* _INSTRUCTION A_
Return every line in the entries below that contains the string "empty".

--- start QUOTED PASSAGE ---

Mostly, what I tend to be interested in is relationships. I ask myself the questions, Who am I? What am I? What is another? What is life? What is love? What is this that yearns for connection? And when I contemplate these questions, they all ultimately merge into the same thing--a journey into relationship with Self and Another.
My yearning for Another seems to be a constant, as is my yearning for Self. When I am disconnected from Self, I seek connection with Another. When I am connected with Self, I also seek connection with Another. When I'm disconnected, I have the tendency to want Another to give me what I am not giving myself. Without sufficient connection with Self, I try to use Another to meet my own selfish needs. Needs intended to be met by Self.
This type of striving for connection with Another is exhausting. It is drains and demands. It asks Another to dedicate their energy and attention to feeding my hunger, a hunger that they can never satisfy. These demands on Another become endless and devouring and tax their goodwill towards the relationship.
Connection with, and love of Self, allows for a pure and unconditional connection with, and love of Another. It makes me more capable of loving Another for the Truth of what they are, rather than what I perceive they can give me. This places me in a position of connecting with and loving Another because I want to share joy, not because I need something from them. When I am connected with Self, my connection with Another stems from a pure unadulterated desire to love, which manifests very differently than a love that comes from a lack of unmet needs and the perception that Another can meet those needs for me. This love is free and spontaneous. It's dedicated to growth and it feeds upon itself.

--- end QUOTED PASSAGE ---

* _INSTRUCTION B_
According to the essay on relationships, why is seeking connection with Another while disconnected from Self exhausting? Answer in one to three sentences.

--- start TASK INPUT ---

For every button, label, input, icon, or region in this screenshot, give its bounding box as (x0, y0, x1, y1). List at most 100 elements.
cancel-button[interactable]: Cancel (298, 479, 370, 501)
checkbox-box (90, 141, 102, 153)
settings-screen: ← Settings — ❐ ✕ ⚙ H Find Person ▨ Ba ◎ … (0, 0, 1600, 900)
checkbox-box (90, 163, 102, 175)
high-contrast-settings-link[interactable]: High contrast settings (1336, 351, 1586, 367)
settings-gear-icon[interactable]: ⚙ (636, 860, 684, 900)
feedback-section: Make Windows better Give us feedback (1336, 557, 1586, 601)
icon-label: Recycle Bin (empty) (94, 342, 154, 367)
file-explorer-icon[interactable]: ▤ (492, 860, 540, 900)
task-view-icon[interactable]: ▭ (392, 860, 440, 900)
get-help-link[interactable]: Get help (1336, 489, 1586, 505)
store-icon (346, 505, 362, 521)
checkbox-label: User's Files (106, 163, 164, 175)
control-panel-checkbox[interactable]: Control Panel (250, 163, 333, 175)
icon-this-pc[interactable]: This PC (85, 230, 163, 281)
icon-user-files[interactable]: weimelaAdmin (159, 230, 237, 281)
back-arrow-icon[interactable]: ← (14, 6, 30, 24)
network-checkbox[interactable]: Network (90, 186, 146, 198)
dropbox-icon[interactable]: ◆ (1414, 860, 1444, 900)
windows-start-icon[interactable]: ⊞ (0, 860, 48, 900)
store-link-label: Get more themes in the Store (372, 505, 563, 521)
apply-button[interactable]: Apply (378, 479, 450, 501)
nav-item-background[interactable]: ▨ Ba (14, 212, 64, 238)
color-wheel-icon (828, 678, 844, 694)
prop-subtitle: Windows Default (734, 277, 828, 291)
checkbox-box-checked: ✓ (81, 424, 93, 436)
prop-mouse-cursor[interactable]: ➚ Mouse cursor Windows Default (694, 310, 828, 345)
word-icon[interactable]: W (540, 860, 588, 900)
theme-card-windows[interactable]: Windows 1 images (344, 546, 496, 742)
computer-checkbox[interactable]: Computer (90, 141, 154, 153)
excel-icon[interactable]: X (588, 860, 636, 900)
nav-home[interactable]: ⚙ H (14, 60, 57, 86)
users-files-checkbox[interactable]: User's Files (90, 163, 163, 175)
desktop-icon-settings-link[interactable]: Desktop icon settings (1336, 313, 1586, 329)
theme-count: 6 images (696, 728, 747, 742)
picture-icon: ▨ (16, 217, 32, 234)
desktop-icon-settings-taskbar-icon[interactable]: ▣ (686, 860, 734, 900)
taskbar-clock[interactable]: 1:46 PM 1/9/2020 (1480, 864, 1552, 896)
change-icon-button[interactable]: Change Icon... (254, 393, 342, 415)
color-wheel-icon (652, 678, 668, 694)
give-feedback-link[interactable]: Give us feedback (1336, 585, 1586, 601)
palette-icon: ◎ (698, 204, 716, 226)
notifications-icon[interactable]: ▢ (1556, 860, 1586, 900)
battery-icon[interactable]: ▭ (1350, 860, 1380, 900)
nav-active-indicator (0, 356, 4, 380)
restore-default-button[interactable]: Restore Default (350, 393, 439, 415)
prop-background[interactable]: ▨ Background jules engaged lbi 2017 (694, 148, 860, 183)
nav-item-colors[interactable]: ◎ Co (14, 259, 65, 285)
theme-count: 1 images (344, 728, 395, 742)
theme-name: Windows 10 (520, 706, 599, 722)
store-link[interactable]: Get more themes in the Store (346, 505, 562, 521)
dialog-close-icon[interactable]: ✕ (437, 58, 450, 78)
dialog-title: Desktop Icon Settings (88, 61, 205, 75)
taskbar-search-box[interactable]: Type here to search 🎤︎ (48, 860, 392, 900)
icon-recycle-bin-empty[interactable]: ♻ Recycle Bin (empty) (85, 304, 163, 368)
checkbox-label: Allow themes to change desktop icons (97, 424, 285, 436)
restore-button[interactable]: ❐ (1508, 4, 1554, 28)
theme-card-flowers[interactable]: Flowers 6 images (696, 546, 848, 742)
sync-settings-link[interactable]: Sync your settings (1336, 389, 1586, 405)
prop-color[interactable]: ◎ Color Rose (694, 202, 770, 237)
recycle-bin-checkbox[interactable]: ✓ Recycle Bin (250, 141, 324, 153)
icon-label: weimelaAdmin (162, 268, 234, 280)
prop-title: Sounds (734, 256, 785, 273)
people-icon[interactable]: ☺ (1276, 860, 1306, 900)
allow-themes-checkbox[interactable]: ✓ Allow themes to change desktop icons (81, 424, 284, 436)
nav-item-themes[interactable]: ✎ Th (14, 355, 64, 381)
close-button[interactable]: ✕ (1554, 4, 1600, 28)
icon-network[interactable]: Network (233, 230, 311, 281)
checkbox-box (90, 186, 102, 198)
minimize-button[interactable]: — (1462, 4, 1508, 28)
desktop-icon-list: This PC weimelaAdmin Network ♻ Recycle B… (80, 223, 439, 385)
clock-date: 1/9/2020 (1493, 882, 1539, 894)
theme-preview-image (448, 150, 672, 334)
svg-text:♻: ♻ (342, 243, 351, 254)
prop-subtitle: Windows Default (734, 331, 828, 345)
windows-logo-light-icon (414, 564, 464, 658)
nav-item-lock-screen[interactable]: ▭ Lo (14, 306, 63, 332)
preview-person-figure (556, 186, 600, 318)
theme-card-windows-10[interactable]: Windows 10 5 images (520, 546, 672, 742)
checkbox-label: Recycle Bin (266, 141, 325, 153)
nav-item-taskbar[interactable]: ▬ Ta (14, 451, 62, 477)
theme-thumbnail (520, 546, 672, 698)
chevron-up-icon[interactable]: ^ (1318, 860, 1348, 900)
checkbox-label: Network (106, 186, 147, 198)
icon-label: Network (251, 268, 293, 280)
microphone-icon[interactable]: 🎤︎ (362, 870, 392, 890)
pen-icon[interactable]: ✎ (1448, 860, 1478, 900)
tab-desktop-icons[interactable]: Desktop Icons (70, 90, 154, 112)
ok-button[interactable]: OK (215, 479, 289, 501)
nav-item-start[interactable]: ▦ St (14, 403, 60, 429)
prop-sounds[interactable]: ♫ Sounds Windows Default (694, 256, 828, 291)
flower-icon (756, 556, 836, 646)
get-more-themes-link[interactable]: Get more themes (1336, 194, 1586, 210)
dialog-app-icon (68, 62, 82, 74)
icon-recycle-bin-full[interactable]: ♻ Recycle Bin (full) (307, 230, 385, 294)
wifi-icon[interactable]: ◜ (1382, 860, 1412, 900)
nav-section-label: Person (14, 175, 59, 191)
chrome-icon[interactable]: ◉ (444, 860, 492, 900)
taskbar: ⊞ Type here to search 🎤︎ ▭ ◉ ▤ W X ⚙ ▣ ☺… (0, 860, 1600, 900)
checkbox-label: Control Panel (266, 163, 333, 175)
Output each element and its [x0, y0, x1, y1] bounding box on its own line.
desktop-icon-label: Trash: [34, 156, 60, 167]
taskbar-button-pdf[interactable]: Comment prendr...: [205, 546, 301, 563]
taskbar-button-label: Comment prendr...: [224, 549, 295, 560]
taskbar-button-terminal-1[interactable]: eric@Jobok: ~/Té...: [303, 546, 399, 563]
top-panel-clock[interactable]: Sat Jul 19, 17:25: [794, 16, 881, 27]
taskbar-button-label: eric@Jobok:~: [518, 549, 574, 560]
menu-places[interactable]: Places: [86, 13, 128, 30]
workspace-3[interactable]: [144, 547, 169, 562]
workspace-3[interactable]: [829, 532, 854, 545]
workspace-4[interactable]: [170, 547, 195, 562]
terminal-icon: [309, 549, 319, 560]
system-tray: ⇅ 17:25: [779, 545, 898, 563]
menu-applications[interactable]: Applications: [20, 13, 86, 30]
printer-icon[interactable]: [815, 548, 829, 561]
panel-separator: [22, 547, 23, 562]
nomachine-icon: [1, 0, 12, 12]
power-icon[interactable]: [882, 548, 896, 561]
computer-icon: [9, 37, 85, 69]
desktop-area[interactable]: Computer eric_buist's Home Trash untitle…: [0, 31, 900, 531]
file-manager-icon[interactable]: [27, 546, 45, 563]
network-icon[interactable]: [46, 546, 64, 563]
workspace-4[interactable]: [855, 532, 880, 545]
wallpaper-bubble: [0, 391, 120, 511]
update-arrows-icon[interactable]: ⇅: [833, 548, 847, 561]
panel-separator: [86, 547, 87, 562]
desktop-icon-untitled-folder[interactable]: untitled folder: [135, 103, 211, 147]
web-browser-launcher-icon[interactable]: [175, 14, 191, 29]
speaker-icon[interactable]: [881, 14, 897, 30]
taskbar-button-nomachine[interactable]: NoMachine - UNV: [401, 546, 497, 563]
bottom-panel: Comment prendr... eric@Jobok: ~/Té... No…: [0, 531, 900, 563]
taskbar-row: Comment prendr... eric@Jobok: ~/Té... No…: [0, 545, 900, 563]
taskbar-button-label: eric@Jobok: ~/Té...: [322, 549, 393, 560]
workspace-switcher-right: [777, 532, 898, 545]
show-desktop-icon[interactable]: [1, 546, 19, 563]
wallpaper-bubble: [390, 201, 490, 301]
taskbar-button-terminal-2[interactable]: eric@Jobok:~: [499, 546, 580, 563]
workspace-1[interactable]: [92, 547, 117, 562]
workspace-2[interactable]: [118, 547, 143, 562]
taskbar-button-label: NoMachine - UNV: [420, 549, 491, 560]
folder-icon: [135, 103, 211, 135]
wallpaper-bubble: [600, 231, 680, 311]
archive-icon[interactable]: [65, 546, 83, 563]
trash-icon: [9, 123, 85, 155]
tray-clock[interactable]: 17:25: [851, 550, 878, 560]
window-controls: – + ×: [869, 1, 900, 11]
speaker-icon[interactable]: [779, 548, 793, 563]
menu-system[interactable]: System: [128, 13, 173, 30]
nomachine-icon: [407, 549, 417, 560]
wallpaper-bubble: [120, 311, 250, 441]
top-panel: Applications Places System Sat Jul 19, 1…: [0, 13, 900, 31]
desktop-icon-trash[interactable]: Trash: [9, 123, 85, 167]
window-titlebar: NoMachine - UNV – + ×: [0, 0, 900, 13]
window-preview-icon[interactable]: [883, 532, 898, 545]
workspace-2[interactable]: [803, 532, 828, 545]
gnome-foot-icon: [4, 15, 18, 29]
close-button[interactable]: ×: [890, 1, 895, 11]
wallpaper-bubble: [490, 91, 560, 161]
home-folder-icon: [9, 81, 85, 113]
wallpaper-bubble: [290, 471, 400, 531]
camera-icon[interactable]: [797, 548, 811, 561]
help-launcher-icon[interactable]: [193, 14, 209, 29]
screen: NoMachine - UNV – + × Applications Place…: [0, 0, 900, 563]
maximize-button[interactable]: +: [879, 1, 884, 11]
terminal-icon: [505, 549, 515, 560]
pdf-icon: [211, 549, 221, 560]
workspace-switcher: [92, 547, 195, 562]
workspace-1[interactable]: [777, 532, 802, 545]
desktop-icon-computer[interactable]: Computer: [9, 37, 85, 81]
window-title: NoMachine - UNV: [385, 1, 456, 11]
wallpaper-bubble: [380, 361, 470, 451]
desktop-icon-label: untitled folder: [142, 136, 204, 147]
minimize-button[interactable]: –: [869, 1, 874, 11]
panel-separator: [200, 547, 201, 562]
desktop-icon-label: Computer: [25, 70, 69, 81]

--- end TASK INPUT ---

* _RESULT A_
icon-label: Recycle Bin (empty) (94, 342, 154, 367)
icon-recycle-bin-empty[interactable]: ♻ Recycle Bin (empty) (85, 304, 163, 368)

* _RESULT B_
It asks Another to devote their energy and attention to feeding a hunger they can never satisfy. Those demands become endless and devouring, and they tax Another's goodwill toward the relationship.